__Given request__. Search the data for the word "ESTADÍSTICO" and copy every line where it occurs.

* START Supplied entries *

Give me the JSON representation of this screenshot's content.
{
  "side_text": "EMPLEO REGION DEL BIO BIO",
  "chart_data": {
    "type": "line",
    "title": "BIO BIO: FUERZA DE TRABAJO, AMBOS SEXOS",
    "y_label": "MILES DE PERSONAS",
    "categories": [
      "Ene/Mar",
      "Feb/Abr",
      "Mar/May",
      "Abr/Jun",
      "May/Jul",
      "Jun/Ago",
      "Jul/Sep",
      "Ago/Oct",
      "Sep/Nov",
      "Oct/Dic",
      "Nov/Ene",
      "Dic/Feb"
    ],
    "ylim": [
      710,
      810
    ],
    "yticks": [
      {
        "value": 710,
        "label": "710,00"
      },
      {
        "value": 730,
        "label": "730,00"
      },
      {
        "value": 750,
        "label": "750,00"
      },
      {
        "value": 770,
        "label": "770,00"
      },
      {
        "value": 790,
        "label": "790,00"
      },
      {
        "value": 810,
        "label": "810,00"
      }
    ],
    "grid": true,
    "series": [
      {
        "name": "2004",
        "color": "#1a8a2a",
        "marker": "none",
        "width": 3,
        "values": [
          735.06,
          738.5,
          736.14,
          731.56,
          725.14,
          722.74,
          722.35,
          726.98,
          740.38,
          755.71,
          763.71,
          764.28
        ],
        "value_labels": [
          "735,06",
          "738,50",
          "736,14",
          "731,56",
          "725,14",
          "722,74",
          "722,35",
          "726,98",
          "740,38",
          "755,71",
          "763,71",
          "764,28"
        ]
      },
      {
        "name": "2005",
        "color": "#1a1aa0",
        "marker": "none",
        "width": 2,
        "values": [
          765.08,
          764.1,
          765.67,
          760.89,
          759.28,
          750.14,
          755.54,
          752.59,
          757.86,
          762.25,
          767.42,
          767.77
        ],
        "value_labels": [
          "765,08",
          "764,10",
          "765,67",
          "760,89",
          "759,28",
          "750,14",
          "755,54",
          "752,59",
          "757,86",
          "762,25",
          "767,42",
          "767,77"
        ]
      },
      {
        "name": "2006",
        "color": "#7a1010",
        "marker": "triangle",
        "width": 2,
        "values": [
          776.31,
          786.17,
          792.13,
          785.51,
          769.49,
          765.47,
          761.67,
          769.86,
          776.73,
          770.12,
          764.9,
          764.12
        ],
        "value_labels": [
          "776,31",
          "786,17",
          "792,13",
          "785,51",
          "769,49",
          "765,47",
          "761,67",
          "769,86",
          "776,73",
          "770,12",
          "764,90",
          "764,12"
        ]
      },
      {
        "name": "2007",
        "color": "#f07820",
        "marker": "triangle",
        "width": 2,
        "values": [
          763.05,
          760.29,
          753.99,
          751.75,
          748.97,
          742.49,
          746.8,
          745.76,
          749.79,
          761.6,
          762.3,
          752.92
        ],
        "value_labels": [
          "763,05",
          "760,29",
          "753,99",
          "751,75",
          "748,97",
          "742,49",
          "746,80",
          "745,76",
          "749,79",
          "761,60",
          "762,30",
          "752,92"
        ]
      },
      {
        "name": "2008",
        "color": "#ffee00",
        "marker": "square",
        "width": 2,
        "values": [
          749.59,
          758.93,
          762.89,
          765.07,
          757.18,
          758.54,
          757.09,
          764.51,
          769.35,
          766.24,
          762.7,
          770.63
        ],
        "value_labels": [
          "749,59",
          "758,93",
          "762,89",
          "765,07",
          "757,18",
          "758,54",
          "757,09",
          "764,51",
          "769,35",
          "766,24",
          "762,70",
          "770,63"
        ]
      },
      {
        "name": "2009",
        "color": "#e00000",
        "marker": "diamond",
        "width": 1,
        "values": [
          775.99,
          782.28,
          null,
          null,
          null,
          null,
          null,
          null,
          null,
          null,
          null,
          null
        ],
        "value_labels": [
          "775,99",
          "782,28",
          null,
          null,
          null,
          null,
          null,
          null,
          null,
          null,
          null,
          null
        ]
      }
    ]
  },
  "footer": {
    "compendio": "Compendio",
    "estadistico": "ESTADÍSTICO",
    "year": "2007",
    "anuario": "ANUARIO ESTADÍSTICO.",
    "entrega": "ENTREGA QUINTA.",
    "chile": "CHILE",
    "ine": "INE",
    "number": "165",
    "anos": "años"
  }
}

* END Supplied entries *

__Worked answer__.
    "estadistico": "ESTADÍSTICO",
    "anuario": "ANUARIO ESTADÍSTICO.",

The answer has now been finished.